### GIVEN INSTRUCTION
Keep only the lines where "this" appears.

........

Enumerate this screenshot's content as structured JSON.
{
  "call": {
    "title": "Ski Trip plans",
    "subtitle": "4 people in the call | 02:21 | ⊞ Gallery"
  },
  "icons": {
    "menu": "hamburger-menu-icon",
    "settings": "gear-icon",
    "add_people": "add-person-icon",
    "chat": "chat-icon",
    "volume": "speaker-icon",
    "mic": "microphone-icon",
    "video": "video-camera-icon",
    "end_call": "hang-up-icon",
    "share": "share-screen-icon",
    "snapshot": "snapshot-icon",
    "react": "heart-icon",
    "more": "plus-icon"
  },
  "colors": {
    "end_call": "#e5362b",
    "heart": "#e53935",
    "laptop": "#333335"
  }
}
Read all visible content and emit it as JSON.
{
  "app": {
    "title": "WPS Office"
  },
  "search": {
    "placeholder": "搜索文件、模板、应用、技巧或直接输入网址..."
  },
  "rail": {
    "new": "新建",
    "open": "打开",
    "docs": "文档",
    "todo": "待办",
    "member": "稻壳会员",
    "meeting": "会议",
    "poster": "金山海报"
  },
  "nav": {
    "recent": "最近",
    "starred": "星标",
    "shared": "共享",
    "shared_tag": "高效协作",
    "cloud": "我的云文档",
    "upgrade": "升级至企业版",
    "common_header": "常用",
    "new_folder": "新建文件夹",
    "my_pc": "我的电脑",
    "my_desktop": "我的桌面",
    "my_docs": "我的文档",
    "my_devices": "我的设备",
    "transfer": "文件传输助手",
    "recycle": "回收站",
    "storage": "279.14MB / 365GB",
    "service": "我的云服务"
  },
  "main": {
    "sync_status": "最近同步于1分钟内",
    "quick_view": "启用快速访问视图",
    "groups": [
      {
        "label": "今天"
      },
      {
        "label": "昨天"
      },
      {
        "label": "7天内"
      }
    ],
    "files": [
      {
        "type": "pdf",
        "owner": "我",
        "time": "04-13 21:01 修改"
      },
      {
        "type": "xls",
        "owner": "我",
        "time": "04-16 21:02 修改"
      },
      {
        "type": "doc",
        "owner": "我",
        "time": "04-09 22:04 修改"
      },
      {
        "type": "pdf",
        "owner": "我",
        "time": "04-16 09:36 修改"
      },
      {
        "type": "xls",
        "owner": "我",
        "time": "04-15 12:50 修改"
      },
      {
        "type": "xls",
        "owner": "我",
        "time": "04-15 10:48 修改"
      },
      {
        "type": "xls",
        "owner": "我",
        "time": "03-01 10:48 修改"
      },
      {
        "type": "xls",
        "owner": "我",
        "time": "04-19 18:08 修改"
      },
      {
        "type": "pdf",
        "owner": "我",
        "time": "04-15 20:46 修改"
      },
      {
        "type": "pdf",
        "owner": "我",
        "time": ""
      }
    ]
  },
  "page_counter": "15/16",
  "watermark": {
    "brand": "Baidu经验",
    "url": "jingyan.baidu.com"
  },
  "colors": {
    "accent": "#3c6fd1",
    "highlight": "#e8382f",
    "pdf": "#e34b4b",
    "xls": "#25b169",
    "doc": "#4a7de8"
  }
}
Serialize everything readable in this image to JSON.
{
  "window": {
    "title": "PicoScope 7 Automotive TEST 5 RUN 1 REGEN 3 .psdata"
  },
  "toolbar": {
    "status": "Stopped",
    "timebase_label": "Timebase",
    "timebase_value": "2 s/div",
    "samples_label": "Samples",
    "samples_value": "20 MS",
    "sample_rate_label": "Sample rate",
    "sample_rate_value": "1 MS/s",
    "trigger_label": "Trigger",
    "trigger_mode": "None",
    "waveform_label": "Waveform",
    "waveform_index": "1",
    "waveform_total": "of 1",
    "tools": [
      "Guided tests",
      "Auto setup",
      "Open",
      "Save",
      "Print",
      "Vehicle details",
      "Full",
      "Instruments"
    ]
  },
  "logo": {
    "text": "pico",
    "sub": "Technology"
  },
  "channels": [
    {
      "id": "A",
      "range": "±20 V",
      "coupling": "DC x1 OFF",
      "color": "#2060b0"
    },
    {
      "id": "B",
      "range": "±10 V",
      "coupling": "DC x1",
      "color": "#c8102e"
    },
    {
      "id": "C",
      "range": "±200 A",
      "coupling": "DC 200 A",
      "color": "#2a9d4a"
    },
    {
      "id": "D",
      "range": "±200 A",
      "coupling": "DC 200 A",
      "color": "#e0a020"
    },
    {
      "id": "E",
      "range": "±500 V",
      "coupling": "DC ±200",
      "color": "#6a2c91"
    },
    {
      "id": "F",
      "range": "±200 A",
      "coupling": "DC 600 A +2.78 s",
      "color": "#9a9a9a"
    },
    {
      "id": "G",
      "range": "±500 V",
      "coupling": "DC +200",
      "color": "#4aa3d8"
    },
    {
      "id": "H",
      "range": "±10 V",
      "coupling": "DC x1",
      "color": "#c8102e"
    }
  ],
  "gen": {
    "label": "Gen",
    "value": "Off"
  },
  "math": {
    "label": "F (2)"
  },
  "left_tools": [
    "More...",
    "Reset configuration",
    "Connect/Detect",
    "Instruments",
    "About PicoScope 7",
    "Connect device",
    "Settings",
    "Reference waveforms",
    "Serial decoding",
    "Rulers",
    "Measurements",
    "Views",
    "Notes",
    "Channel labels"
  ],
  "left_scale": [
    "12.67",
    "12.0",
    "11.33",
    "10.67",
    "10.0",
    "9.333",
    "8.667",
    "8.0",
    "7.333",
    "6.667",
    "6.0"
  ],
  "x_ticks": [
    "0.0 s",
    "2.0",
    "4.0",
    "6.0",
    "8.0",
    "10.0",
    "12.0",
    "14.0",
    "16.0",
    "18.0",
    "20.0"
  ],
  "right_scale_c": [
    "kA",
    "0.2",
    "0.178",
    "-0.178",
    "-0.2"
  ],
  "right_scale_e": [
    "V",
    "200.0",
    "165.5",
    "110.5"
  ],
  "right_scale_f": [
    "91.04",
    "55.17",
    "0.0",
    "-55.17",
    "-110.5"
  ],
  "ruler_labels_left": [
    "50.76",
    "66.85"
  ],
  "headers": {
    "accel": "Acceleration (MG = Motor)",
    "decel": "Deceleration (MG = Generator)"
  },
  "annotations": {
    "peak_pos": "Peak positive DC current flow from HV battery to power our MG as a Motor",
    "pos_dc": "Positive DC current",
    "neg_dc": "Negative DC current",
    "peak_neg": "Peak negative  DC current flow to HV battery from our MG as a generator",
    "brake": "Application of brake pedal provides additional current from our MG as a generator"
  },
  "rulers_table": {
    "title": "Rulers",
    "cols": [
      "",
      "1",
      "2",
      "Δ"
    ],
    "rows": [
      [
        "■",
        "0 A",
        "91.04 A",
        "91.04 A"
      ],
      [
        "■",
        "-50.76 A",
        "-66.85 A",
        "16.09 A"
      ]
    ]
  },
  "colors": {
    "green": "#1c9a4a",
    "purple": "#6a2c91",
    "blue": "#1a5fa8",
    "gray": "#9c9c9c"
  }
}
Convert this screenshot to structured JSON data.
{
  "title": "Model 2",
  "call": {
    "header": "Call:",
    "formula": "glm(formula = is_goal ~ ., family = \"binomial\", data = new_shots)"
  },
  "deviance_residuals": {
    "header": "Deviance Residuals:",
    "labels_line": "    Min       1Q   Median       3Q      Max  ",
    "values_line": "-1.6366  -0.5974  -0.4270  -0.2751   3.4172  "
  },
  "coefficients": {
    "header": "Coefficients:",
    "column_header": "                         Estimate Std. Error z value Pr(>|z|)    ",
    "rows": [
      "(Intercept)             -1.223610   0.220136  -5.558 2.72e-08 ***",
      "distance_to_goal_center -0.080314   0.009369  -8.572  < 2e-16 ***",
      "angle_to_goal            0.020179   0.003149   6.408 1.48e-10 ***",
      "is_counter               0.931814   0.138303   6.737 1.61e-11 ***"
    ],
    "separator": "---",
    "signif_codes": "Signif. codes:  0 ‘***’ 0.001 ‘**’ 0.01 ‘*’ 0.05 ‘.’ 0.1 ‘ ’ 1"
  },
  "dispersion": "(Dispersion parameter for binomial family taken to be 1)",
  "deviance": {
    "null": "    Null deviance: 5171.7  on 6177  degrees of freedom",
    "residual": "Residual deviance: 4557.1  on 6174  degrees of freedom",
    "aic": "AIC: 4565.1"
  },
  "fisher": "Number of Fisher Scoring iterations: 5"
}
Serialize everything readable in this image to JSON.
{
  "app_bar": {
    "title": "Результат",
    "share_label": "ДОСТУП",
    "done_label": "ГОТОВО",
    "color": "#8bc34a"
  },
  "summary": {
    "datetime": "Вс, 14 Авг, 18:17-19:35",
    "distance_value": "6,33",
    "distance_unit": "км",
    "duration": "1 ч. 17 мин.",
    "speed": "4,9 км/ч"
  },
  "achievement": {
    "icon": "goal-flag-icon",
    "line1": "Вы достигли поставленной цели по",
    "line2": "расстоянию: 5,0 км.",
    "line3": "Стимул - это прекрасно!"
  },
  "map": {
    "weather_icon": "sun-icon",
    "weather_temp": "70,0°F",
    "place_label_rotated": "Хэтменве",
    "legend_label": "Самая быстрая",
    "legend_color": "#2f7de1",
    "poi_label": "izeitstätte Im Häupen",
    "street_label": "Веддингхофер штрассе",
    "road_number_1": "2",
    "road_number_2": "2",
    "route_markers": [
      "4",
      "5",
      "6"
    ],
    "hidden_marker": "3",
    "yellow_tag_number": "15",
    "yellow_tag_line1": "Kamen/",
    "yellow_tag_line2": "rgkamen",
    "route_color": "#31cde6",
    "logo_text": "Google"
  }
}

........

### WRITTEN ANSWER
Enumerate this screenshot's content as structured JSON.
Serialize everything readable in this image to JSON.
Convert this screenshot to structured JSON data.
Serialize everything readable in this image to JSON.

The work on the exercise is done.